Directive — Return the material below in full and exactly.

[Data extracted from a collection]
━━━━━━━━━━━━━━━━━━━━

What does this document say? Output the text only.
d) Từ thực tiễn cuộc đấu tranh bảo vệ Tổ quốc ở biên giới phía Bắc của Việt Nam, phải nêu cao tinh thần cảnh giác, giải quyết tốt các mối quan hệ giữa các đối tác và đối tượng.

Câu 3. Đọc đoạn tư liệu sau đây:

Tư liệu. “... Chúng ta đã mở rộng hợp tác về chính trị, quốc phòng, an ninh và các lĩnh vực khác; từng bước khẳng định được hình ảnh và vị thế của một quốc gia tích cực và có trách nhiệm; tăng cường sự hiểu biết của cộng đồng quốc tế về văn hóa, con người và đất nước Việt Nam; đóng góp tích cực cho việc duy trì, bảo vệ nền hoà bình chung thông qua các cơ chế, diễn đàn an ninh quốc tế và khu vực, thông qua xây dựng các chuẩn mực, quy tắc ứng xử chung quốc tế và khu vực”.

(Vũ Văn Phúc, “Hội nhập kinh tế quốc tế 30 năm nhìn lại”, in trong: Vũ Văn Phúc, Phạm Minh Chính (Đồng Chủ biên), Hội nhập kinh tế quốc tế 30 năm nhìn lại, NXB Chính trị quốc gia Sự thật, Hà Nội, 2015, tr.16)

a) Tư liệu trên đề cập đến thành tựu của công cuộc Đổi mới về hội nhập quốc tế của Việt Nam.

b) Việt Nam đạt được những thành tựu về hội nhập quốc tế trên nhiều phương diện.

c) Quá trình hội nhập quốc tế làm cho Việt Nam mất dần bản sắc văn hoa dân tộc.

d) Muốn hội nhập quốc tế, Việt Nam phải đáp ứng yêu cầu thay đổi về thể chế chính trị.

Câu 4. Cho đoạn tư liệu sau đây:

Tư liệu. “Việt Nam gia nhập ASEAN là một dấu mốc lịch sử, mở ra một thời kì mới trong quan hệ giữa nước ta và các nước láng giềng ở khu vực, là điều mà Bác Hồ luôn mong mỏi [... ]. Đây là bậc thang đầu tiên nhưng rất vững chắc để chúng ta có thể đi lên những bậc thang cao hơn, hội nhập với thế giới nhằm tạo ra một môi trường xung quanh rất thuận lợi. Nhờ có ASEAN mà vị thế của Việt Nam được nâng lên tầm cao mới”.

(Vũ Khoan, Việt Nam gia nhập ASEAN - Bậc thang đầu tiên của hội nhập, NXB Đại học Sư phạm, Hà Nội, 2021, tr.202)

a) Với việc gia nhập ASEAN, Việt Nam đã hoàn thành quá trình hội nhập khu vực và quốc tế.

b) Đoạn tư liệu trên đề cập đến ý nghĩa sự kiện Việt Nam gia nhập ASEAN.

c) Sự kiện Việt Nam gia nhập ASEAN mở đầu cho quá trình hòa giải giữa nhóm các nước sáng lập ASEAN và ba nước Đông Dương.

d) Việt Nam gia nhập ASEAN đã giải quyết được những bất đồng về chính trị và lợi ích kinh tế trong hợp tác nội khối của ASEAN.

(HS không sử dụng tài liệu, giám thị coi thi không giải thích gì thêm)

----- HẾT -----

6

━━━━━━━━━━━━━━━━━━━━

Result of the task —
What does this document say? Output the text only.
d) Từ thực tiễn cuộc đấu tranh bảo vệ Tổ quốc ở biên giới phía Bắc của Việt Nam, phải nêu cao tinh thần cảnh giác, giải quyết tốt các mối quan hệ giữa các đối tác và đối tượng.

Câu 3. Đọc đoạn tư liệu sau đây:

Tư liệu. “... Chúng ta đã mở rộng hợp tác về chính trị, quốc phòng, an ninh và các lĩnh vực khác; từng bước khẳng định được hình ảnh và vị thế của một quốc gia tích cực và có trách nhiệm; tăng cường sự hiểu biết của cộng đồng quốc tế về văn hóa, con người và đất nước Việt Nam; đóng góp tích cực cho việc duy trì, bảo vệ nền hoà bình chung thông qua các cơ chế, diễn đàn an ninh quốc tế và khu vực, thông qua xây dựng các chuẩn mực, quy tắc ứng xử chung quốc tế và khu vực”.

(Vũ Văn Phúc, “Hội nhập kinh tế quốc tế 30 năm nhìn lại”, in trong: Vũ Văn Phúc, Phạm Minh Chính (Đồng Chủ biên), Hội nhập kinh tế quốc tế 30 năm nhìn lại, NXB Chính trị quốc gia Sự thật, Hà Nội, 2015, tr.16)

a) Tư liệu trên đề cập đến thành tựu của công cuộc Đổi mới về hội nhập quốc tế của Việt Nam.

b) Việt Nam đạt được những thành tựu về hội nhập quốc tế trên nhiều phương diện.

c) Quá trình hội nhập quốc tế làm cho Việt Nam mất dần bản sắc văn hoa dân tộc.

d) Muốn hội nhập quốc tế, Việt Nam phải đáp ứng yêu cầu thay đổi về thể chế chính trị.

Câu 4. Cho đoạn tư liệu sau đây:

Tư liệu. “Việt Nam gia nhập ASEAN là một dấu mốc lịch sử, mở ra một thời kì mới trong quan hệ giữa nước ta và các nước láng giềng ở khu vực, là điều mà Bác Hồ luôn mong mỏi [... ]. Đây là bậc thang đầu tiên nhưng rất vững chắc để chúng ta có thể đi lên những bậc thang cao hơn, hội nhập với thế giới nhằm tạo ra một môi trường xung quanh rất thuận lợi. Nhờ có ASEAN mà vị thế của Việt Nam được nâng lên tầm cao mới”.

(Vũ Khoan, Việt Nam gia nhập ASEAN - Bậc thang đầu tiên của hội nhập, NXB Đại học Sư phạm, Hà Nội, 2021, tr.202)

a) Với việc gia nhập ASEAN, Việt Nam đã hoàn thành quá trình hội nhập khu vực và quốc tế.

b) Đoạn tư liệu trên đề cập đến ý nghĩa sự kiện Việt Nam gia nhập ASEAN.

c) Sự kiện Việt Nam gia nhập ASEAN mở đầu cho quá trình hòa giải giữa nhóm các nước sáng lập ASEAN và ba nước Đông Dương.

d) Việt Nam gia nhập ASEAN đã giải quyết được những bất đồng về chính trị và lợi ích kinh tế trong hợp tác nội khối của ASEAN.

(HS không sử dụng tài liệu, giám thị coi thi không giải thích gì thêm)

----- HẾT -----

6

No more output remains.